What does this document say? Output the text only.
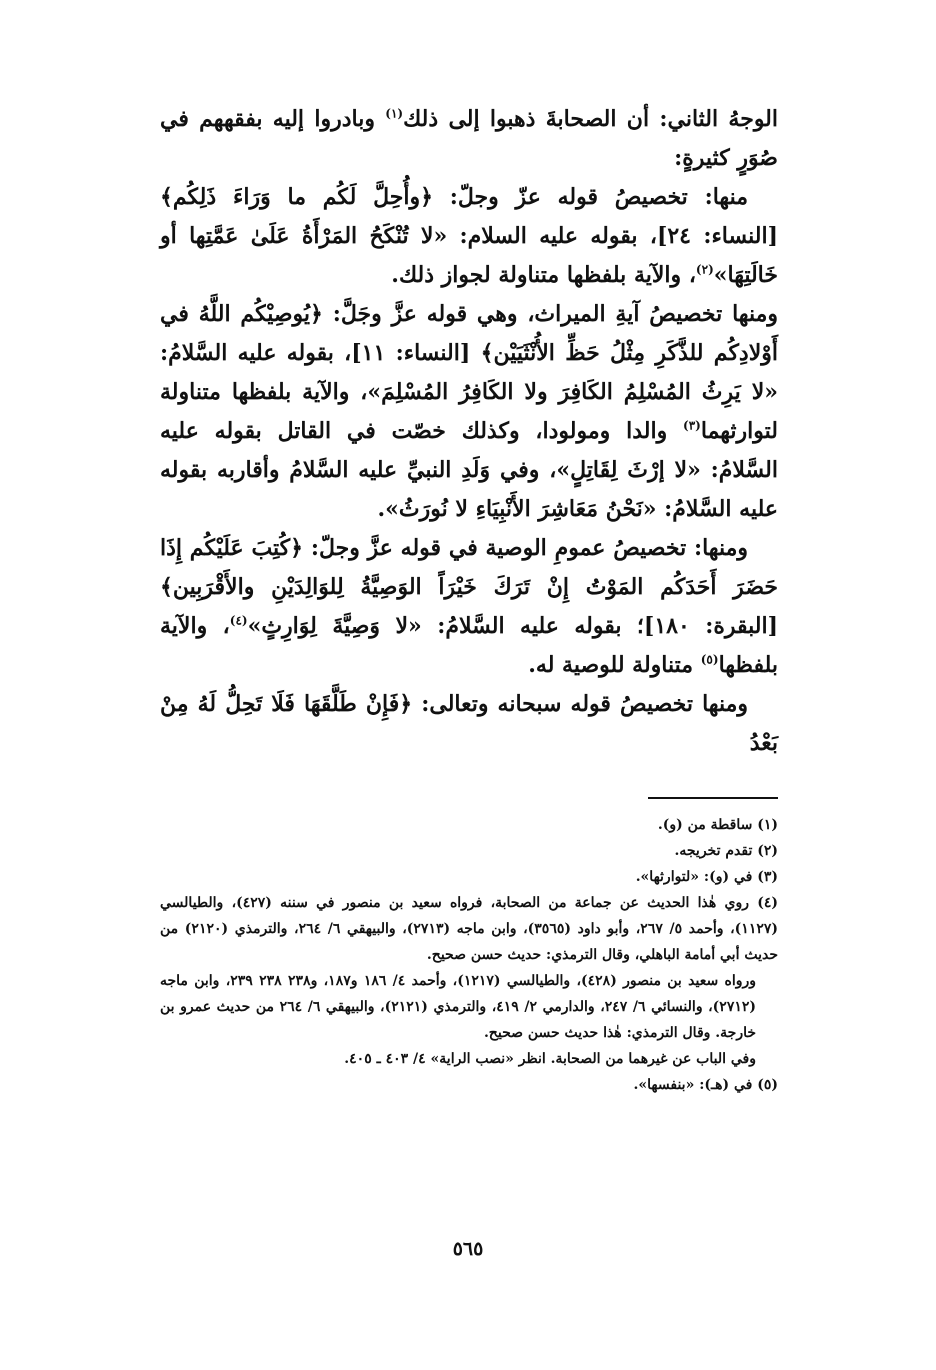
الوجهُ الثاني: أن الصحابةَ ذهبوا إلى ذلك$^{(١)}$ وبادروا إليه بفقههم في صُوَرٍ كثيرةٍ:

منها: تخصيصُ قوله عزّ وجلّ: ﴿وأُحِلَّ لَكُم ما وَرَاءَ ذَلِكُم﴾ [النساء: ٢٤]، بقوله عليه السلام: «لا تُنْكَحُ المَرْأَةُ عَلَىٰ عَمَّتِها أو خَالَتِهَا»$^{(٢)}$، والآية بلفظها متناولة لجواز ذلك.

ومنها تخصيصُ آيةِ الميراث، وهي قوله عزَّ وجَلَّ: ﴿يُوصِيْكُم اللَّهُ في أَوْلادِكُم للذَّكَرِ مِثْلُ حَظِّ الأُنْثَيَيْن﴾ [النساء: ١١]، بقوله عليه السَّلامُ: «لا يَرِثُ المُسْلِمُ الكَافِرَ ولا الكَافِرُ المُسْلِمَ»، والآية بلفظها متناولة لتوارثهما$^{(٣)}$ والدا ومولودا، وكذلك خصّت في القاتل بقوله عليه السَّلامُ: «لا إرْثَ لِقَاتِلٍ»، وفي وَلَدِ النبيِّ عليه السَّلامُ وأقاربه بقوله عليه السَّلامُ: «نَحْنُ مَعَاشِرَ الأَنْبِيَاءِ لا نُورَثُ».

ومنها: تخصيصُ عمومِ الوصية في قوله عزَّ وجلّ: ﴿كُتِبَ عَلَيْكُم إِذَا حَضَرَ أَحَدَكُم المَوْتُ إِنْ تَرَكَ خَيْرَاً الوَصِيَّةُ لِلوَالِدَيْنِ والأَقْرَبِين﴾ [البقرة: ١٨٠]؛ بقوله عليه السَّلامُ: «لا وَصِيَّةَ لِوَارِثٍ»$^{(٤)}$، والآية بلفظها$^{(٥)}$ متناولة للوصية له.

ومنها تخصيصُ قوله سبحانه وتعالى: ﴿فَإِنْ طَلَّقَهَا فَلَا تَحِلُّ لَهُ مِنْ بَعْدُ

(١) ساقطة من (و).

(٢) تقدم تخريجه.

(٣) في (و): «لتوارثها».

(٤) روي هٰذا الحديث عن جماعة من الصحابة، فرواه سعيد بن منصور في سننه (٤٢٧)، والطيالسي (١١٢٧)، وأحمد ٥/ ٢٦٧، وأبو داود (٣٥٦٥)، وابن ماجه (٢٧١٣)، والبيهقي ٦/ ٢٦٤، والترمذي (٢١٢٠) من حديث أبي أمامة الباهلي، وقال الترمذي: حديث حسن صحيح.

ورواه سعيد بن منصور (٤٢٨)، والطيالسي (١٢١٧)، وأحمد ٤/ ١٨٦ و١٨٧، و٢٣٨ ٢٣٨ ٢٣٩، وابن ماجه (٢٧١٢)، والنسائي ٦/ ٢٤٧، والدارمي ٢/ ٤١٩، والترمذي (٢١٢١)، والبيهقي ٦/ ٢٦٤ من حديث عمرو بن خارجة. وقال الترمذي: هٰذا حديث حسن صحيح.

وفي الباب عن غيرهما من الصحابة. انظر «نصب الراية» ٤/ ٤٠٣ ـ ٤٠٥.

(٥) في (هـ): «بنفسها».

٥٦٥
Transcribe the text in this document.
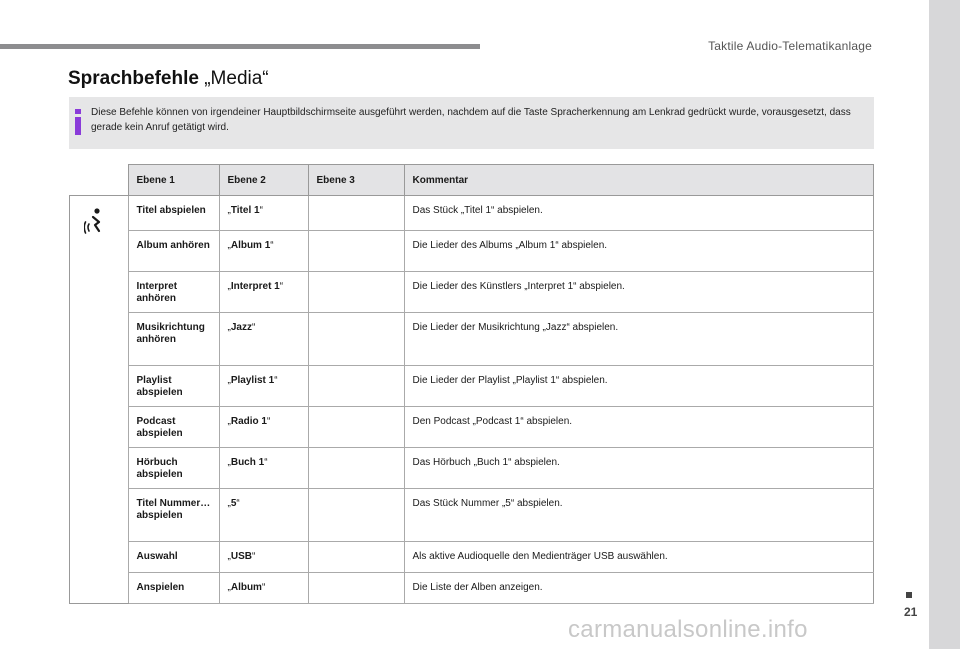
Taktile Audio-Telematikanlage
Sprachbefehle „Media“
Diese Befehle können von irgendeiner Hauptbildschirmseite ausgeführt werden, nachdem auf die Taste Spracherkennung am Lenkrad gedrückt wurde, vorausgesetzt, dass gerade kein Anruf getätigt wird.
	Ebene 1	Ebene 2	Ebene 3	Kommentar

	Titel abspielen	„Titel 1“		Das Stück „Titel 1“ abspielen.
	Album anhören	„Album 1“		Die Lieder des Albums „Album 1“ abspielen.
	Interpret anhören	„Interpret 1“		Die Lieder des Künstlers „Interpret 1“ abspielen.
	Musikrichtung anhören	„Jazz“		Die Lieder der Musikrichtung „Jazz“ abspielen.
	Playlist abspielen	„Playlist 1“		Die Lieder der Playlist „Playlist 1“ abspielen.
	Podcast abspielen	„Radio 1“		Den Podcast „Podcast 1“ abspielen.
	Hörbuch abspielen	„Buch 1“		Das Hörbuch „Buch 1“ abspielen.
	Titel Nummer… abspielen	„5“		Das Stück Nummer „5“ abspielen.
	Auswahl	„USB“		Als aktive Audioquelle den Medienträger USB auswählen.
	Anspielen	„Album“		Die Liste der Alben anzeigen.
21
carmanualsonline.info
■ ■ ■ ■ ■ ■ ■
## WORK TO COMPLETE
Leave out the pictures and print each record exactly as it stands.

## SOLVED EXERCISE
What does this document say? Output the text only.
الوجهُ الثاني: أن الصحابةَ ذهبوا إلى ذلك$^{(١)}$ وبادروا إليه بفقههم في صُوَرٍ كثيرةٍ:

منها: تخصيصُ قوله عزّ وجلّ: ﴿وأُحِلَّ لَكُم ما وَرَاءَ ذَلِكُم﴾ [النساء: ٢٤]، بقوله عليه السلام: «لا تُنْكَحُ المَرْأَةُ عَلَىٰ عَمَّتِها أو خَالَتِهَا»$^{(٢)}$، والآية بلفظها متناولة لجواز ذلك.

ومنها تخصيصُ آيةِ الميراث، وهي قوله عزَّ وجَلَّ: ﴿يُوصِيْكُم اللَّهُ في أَوْلادِكُم للذَّكَرِ مِثْلُ حَظِّ الأُنْثَيَيْن﴾ [النساء: ١١]، بقوله عليه السَّلامُ: «لا يَرِثُ المُسْلِمُ الكَافِرَ ولا الكَافِرُ المُسْلِمَ»، والآية بلفظها متناولة لتوارثهما$^{(٣)}$ والدا ومولودا، وكذلك خصّت في القاتل بقوله عليه السَّلامُ: «لا إرْثَ لِقَاتِلٍ»، وفي وَلَدِ النبيِّ عليه السَّلامُ وأقاربه بقوله عليه السَّلامُ: «نَحْنُ مَعَاشِرَ الأَنْبِيَاءِ لا نُورَثُ».

ومنها: تخصيصُ عمومِ الوصية في قوله عزَّ وجلّ: ﴿كُتِبَ عَلَيْكُم إِذَا حَضَرَ أَحَدَكُم المَوْتُ إِنْ تَرَكَ خَيْرَاً الوَصِيَّةُ لِلوَالِدَيْنِ والأَقْرَبِين﴾ [البقرة: ١٨٠]؛ بقوله عليه السَّلامُ: «لا وَصِيَّةَ لِوَارِثٍ»$^{(٤)}$، والآية بلفظها$^{(٥)}$ متناولة للوصية له.

ومنها تخصيصُ قوله سبحانه وتعالى: ﴿فَإِنْ طَلَّقَهَا فَلَا تَحِلُّ لَهُ مِنْ بَعْدُ

(١) ساقطة من (و).

(٢) تقدم تخريجه.

(٣) في (و): «لتوارثها».

(٤) روي هٰذا الحديث عن جماعة من الصحابة، فرواه سعيد بن منصور في سننه (٤٢٧)، والطيالسي (١١٢٧)، وأحمد ٥/ ٢٦٧، وأبو داود (٣٥٦٥)، وابن ماجه (٢٧١٣)، والبيهقي ٦/ ٢٦٤، والترمذي (٢١٢٠) من حديث أبي أمامة الباهلي، وقال الترمذي: حديث حسن صحيح.

ورواه سعيد بن منصور (٤٢٨)، والطيالسي (١٢١٧)، وأحمد ٤/ ١٨٦ و١٨٧، و٢٣٨ ٢٣٨ ٢٣٩، وابن ماجه (٢٧١٢)، والنسائي ٦/ ٢٤٧، والدارمي ٢/ ٤١٩، والترمذي (٢١٢١)، والبيهقي ٦/ ٢٦٤ من حديث عمرو بن خارجة. وقال الترمذي: هٰذا حديث حسن صحيح.

وفي الباب عن غيرهما من الصحابة. انظر «نصب الراية» ٤/ ٤٠٣ ـ ٤٠٥.

(٥) في (هـ): «بنفسها».

٥٦٥
Transcribe the text in this document.
Taktile Audio-Telematikanlage
Sprachbefehle „Media“
Diese Befehle können von irgendeiner Hauptbildschirmseite ausgeführt werden, nachdem auf die Taste Spracherkennung am Lenkrad gedrückt wurde, vorausgesetzt, dass gerade kein Anruf getätigt wird.
	Ebene 1	Ebene 2	Ebene 3	Kommentar

	Titel abspielen	„Titel 1“		Das Stück „Titel 1“ abspielen.
	Album anhören	„Album 1“		Die Lieder des Albums „Album 1“ abspielen.
	Interpret anhören	„Interpret 1“		Die Lieder des Künstlers „Interpret 1“ abspielen.
	Musikrichtung anhören	„Jazz“		Die Lieder der Musikrichtung „Jazz“ abspielen.
	Playlist abspielen	„Playlist 1“		Die Lieder der Playlist „Playlist 1“ abspielen.
	Podcast abspielen	„Radio 1“		Den Podcast „Podcast 1“ abspielen.
	Hörbuch abspielen	„Buch 1“		Das Hörbuch „Buch 1“ abspielen.
	Titel Nummer… abspielen	„5“		Das Stück Nummer „5“ abspielen.
	Auswahl	„USB“		Als aktive Audioquelle den Medienträger USB auswählen.
	Anspielen	„Album“		Die Liste der Alben anzeigen.
21
carmanualsonline.info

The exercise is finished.